----- Exercise input -----

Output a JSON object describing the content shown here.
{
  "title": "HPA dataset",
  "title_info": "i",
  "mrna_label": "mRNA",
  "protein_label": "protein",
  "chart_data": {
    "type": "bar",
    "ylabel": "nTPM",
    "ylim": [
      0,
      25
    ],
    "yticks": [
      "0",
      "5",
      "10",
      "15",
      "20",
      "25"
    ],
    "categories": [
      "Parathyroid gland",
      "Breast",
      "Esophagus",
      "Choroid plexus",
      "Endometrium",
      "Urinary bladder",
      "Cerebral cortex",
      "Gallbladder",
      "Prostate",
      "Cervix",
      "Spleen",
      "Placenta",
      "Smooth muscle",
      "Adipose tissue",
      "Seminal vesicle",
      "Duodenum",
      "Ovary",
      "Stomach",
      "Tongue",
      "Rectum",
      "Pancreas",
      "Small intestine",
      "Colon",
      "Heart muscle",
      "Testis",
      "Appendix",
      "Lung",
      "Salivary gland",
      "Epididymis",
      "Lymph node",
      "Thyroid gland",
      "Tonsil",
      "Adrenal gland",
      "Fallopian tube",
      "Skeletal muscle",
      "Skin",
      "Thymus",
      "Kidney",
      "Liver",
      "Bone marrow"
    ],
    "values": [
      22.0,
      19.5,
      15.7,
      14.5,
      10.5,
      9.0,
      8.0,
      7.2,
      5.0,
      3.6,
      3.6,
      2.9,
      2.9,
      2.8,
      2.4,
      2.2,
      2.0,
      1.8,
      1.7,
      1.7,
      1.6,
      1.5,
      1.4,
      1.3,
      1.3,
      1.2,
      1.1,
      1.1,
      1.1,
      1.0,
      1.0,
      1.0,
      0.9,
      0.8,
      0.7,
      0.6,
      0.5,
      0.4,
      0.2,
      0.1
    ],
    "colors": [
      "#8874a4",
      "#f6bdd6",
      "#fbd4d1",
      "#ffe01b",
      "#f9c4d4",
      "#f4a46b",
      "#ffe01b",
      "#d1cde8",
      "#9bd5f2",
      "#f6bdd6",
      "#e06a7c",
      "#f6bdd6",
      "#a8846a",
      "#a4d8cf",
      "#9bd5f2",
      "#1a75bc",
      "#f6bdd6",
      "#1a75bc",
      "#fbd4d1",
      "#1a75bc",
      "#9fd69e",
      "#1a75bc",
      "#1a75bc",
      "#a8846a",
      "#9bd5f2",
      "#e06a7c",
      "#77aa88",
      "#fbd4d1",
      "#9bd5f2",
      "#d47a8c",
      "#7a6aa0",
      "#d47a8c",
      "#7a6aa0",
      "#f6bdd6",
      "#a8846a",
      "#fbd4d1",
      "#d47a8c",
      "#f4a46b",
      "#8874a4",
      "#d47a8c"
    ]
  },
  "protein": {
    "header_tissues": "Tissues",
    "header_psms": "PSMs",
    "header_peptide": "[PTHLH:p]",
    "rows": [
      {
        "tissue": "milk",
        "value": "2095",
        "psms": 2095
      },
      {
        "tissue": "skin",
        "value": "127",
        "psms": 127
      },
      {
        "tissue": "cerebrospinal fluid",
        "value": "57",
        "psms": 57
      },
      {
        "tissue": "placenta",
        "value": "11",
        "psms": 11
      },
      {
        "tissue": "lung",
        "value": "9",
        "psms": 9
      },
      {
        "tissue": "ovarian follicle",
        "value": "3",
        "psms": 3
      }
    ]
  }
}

-----

Prompt - Every line above should be reproduced precisely.

Exercise response -
Output a JSON object describing the content shown here.
{
  "title": "HPA dataset",
  "title_info": "i",
  "mrna_label": "mRNA",
  "protein_label": "protein",
  "chart_data": {
    "type": "bar",
    "ylabel": "nTPM",
    "ylim": [
      0,
      25
    ],
    "yticks": [
      "0",
      "5",
      "10",
      "15",
      "20",
      "25"
    ],
    "categories": [
      "Parathyroid gland",
      "Breast",
      "Esophagus",
      "Choroid plexus",
      "Endometrium",
      "Urinary bladder",
      "Cerebral cortex",
      "Gallbladder",
      "Prostate",
      "Cervix",
      "Spleen",
      "Placenta",
      "Smooth muscle",
      "Adipose tissue",
      "Seminal vesicle",
      "Duodenum",
      "Ovary",
      "Stomach",
      "Tongue",
      "Rectum",
      "Pancreas",
      "Small intestine",
      "Colon",
      "Heart muscle",
      "Testis",
      "Appendix",
      "Lung",
      "Salivary gland",
      "Epididymis",
      "Lymph node",
      "Thyroid gland",
      "Tonsil",
      "Adrenal gland",
      "Fallopian tube",
      "Skeletal muscle",
      "Skin",
      "Thymus",
      "Kidney",
      "Liver",
      "Bone marrow"
    ],
    "values": [
      22.0,
      19.5,
      15.7,
      14.5,
      10.5,
      9.0,
      8.0,
      7.2,
      5.0,
      3.6,
      3.6,
      2.9,
      2.9,
      2.8,
      2.4,
      2.2,
      2.0,
      1.8,
      1.7,
      1.7,
      1.6,
      1.5,
      1.4,
      1.3,
      1.3,
      1.2,
      1.1,
      1.1,
      1.1,
      1.0,
      1.0,
      1.0,
      0.9,
      0.8,
      0.7,
      0.6,
      0.5,
      0.4,
      0.2,
      0.1
    ],
    "colors": [
      "#8874a4",
      "#f6bdd6",
      "#fbd4d1",
      "#ffe01b",
      "#f9c4d4",
      "#f4a46b",
      "#ffe01b",
      "#d1cde8",
      "#9bd5f2",
      "#f6bdd6",
      "#e06a7c",
      "#f6bdd6",
      "#a8846a",
      "#a4d8cf",
      "#9bd5f2",
      "#1a75bc",
      "#f6bdd6",
      "#1a75bc",
      "#fbd4d1",
      "#1a75bc",
      "#9fd69e",
      "#1a75bc",
      "#1a75bc",
      "#a8846a",
      "#9bd5f2",
      "#e06a7c",
      "#77aa88",
      "#fbd4d1",
      "#9bd5f2",
      "#d47a8c",
      "#7a6aa0",
      "#d47a8c",
      "#7a6aa0",
      "#f6bdd6",
      "#a8846a",
      "#fbd4d1",
      "#d47a8c",
      "#f4a46b",
      "#8874a4",
      "#d47a8c"
    ]
  },
  "protein": {
    "header_tissues": "Tissues",
    "header_psms": "PSMs",
    "header_peptide": "[PTHLH:p]",
    "rows": [
      {
        "tissue": "milk",
        "value": "2095",
        "psms": 2095
      },
      {
        "tissue": "skin",
        "value": "127",
        "psms": 127
      },
      {
        "tissue": "cerebrospinal fluid",
        "value": "57",
        "psms": 57
      },
      {
        "tissue": "placenta",
        "value": "11",
        "psms": 11
      },
      {
        "tissue": "lung",
        "value": "9",
        "psms": 9
      },
      {
        "tissue": "ovarian follicle",
        "value": "3",
        "psms": 3
      }
    ]
  }
}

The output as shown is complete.